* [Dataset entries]

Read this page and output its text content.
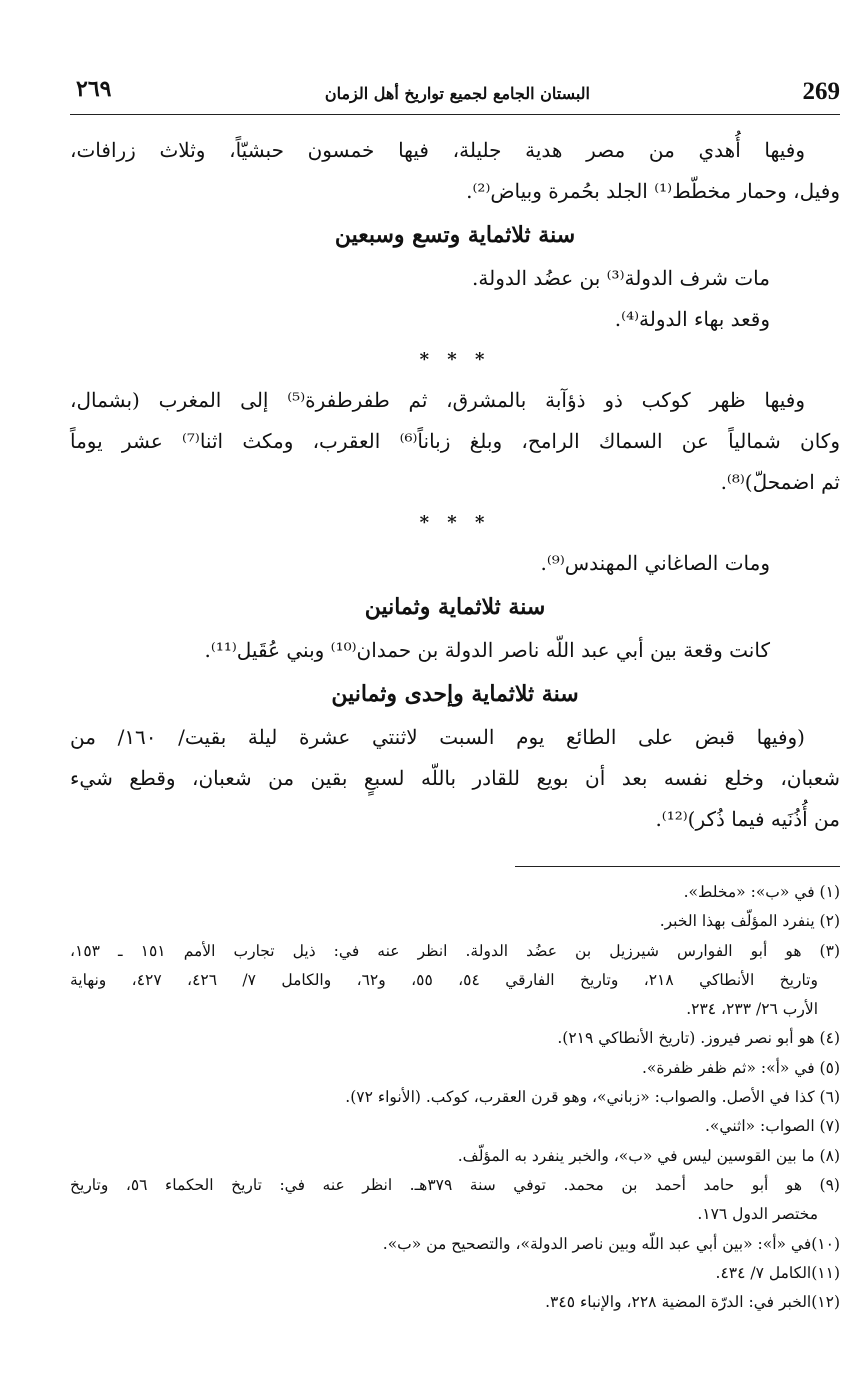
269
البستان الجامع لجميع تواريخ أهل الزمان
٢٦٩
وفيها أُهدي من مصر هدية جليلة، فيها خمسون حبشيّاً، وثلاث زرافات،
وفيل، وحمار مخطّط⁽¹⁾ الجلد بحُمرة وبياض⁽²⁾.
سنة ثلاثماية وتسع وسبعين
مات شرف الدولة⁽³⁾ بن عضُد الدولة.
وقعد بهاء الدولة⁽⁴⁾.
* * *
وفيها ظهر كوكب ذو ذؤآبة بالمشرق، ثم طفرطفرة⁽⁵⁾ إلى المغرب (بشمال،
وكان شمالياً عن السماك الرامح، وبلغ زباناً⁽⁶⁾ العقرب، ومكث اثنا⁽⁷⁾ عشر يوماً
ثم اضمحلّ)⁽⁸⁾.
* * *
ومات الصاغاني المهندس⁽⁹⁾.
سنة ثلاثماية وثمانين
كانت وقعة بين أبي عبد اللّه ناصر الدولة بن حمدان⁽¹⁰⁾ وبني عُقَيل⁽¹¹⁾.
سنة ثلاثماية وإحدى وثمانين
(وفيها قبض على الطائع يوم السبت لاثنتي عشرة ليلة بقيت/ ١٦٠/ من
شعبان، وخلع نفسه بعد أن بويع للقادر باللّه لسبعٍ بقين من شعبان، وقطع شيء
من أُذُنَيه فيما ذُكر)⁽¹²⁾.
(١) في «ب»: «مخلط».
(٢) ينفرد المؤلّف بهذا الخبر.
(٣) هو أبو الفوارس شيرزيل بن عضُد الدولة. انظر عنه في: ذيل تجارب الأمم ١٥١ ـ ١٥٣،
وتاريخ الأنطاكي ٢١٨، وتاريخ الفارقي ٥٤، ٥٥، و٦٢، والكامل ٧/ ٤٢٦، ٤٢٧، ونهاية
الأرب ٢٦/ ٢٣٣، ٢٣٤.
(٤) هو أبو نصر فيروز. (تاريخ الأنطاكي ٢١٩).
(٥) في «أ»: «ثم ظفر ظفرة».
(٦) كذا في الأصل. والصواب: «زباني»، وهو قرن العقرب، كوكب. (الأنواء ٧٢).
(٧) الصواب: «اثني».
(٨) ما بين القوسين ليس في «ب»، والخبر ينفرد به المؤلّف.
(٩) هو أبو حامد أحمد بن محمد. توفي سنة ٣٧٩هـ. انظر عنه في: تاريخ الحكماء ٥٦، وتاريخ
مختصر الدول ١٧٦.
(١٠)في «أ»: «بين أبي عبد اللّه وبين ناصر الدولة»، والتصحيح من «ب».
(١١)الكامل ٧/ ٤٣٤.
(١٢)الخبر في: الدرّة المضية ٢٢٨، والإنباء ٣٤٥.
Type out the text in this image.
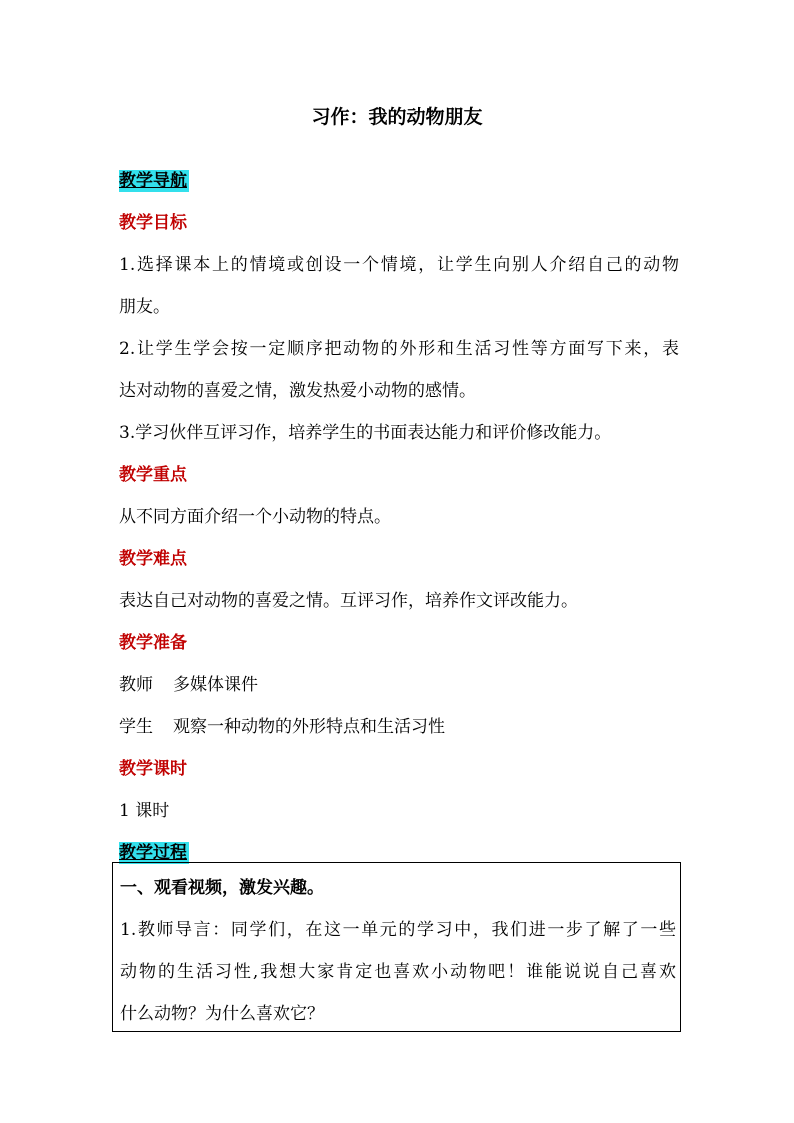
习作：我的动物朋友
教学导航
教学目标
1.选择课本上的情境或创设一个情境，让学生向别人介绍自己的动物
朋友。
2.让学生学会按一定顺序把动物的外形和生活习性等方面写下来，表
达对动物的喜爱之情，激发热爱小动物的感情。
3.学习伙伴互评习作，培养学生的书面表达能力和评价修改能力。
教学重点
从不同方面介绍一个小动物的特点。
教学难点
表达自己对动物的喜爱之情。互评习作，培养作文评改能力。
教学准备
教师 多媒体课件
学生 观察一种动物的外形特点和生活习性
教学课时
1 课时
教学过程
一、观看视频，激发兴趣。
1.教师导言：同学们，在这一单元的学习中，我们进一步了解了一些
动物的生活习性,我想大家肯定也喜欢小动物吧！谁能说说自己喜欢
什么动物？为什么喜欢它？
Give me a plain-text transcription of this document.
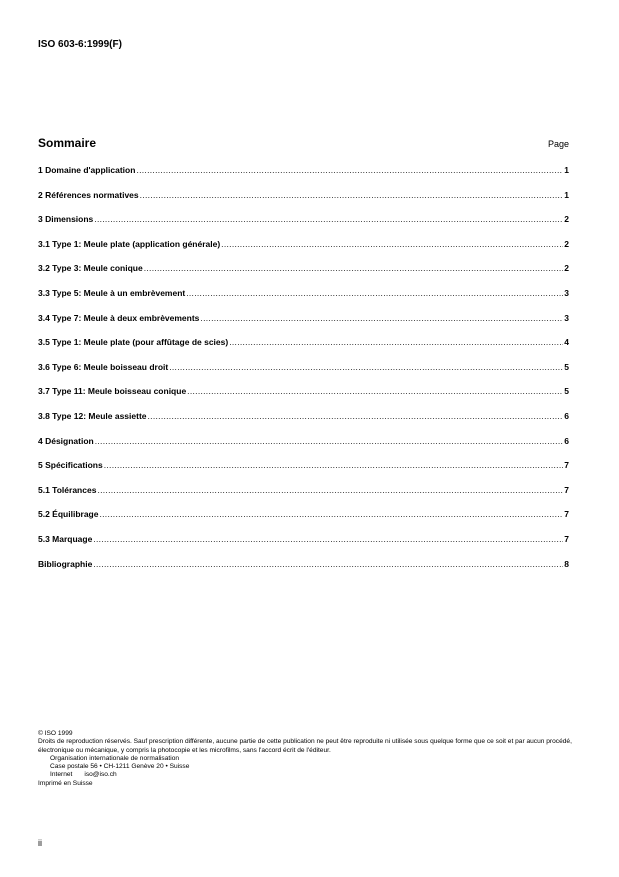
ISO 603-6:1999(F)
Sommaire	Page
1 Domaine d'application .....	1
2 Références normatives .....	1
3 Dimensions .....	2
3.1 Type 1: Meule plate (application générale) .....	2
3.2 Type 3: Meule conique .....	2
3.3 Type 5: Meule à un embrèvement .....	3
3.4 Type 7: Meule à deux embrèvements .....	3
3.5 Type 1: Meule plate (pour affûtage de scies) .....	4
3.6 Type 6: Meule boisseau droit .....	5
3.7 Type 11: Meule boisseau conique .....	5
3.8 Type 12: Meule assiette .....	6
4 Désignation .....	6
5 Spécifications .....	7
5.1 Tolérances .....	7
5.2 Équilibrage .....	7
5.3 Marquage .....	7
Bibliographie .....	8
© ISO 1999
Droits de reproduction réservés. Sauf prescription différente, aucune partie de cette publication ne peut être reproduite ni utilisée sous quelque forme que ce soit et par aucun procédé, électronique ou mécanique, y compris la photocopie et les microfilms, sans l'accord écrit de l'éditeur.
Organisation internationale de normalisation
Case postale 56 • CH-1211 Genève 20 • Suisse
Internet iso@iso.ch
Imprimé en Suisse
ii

* [Instructions to follow]
Your copy of the data above should match it exactly, except that pictures are left out.

* [Solution to the exercise]
Read this page and output its text content.
269
البستان الجامع لجميع تواريخ أهل الزمان
٢٦٩
وفيها أُهدي من مصر هدية جليلة، فيها خمسون حبشيّاً، وثلاث زرافات،
وفيل، وحمار مخطّط⁽¹⁾ الجلد بحُمرة وبياض⁽²⁾.
سنة ثلاثماية وتسع وسبعين
مات شرف الدولة⁽³⁾ بن عضُد الدولة.
وقعد بهاء الدولة⁽⁴⁾.
* * *
وفيها ظهر كوكب ذو ذؤآبة بالمشرق، ثم طفرطفرة⁽⁵⁾ إلى المغرب (بشمال،
وكان شمالياً عن السماك الرامح، وبلغ زباناً⁽⁶⁾ العقرب، ومكث اثنا⁽⁷⁾ عشر يوماً
ثم اضمحلّ)⁽⁸⁾.
* * *
ومات الصاغاني المهندس⁽⁹⁾.
سنة ثلاثماية وثمانين
كانت وقعة بين أبي عبد اللّه ناصر الدولة بن حمدان⁽¹⁰⁾ وبني عُقَيل⁽¹¹⁾.
سنة ثلاثماية وإحدى وثمانين
(وفيها قبض على الطائع يوم السبت لاثنتي عشرة ليلة بقيت/ ١٦٠/ من
شعبان، وخلع نفسه بعد أن بويع للقادر باللّه لسبعٍ بقين من شعبان، وقطع شيء
من أُذُنَيه فيما ذُكر)⁽¹²⁾.
(١) في «ب»: «مخلط».
(٢) ينفرد المؤلّف بهذا الخبر.
(٣) هو أبو الفوارس شيرزيل بن عضُد الدولة. انظر عنه في: ذيل تجارب الأمم ١٥١ ـ ١٥٣،
وتاريخ الأنطاكي ٢١٨، وتاريخ الفارقي ٥٤، ٥٥، و٦٢، والكامل ٧/ ٤٢٦، ٤٢٧، ونهاية
الأرب ٢٦/ ٢٣٣، ٢٣٤.
(٤) هو أبو نصر فيروز. (تاريخ الأنطاكي ٢١٩).
(٥) في «أ»: «ثم ظفر ظفرة».
(٦) كذا في الأصل. والصواب: «زباني»، وهو قرن العقرب، كوكب. (الأنواء ٧٢).
(٧) الصواب: «اثني».
(٨) ما بين القوسين ليس في «ب»، والخبر ينفرد به المؤلّف.
(٩) هو أبو حامد أحمد بن محمد. توفي سنة ٣٧٩هـ. انظر عنه في: تاريخ الحكماء ٥٦، وتاريخ
مختصر الدول ١٧٦.
(١٠)في «أ»: «بين أبي عبد اللّه وبين ناصر الدولة»، والتصحيح من «ب».
(١١)الكامل ٧/ ٤٣٤.
(١٢)الخبر في: الدرّة المضية ٢٢٨، والإنباء ٣٤٥.
Type out the text in this image.
习作：我的动物朋友
教学导航
教学目标
1.选择课本上的情境或创设一个情境，让学生向别人介绍自己的动物
朋友。
2.让学生学会按一定顺序把动物的外形和生活习性等方面写下来，表
达对动物的喜爱之情，激发热爱小动物的感情。
3.学习伙伴互评习作，培养学生的书面表达能力和评价修改能力。
教学重点
从不同方面介绍一个小动物的特点。
教学难点
表达自己对动物的喜爱之情。互评习作，培养作文评改能力。
教学准备
教师 多媒体课件
学生 观察一种动物的外形特点和生活习性
教学课时
1 课时
教学过程
一、观看视频，激发兴趣。
1.教师导言：同学们，在这一单元的学习中，我们进一步了解了一些
动物的生活习性,我想大家肯定也喜欢小动物吧！谁能说说自己喜欢
什么动物？为什么喜欢它？
Give me a plain-text transcription of this document.
ISO 603-6:1999(F)
Sommaire	Page
1 Domaine d'application .....	1
2 Références normatives .....	1
3 Dimensions .....	2
3.1 Type 1: Meule plate (application générale) .....	2
3.2 Type 3: Meule conique .....	2
3.3 Type 5: Meule à un embrèvement .....	3
3.4 Type 7: Meule à deux embrèvements .....	3
3.5 Type 1: Meule plate (pour affûtage de scies) .....	4
3.6 Type 6: Meule boisseau droit .....	5
3.7 Type 11: Meule boisseau conique .....	5
3.8 Type 12: Meule assiette .....	6
4 Désignation .....	6
5 Spécifications .....	7
5.1 Tolérances .....	7
5.2 Équilibrage .....	7
5.3 Marquage .....	7
Bibliographie .....	8
© ISO 1999
Droits de reproduction réservés. Sauf prescription différente, aucune partie de cette publication ne peut être reproduite ni utilisée sous quelque forme que ce soit et par aucun procédé, électronique ou mécanique, y compris la photocopie et les microfilms, sans l'accord écrit de l'éditeur.
Organisation internationale de normalisation
Case postale 56 • CH-1211 Genève 20 • Suisse
Internet iso@iso.ch
Imprimé en Suisse
ii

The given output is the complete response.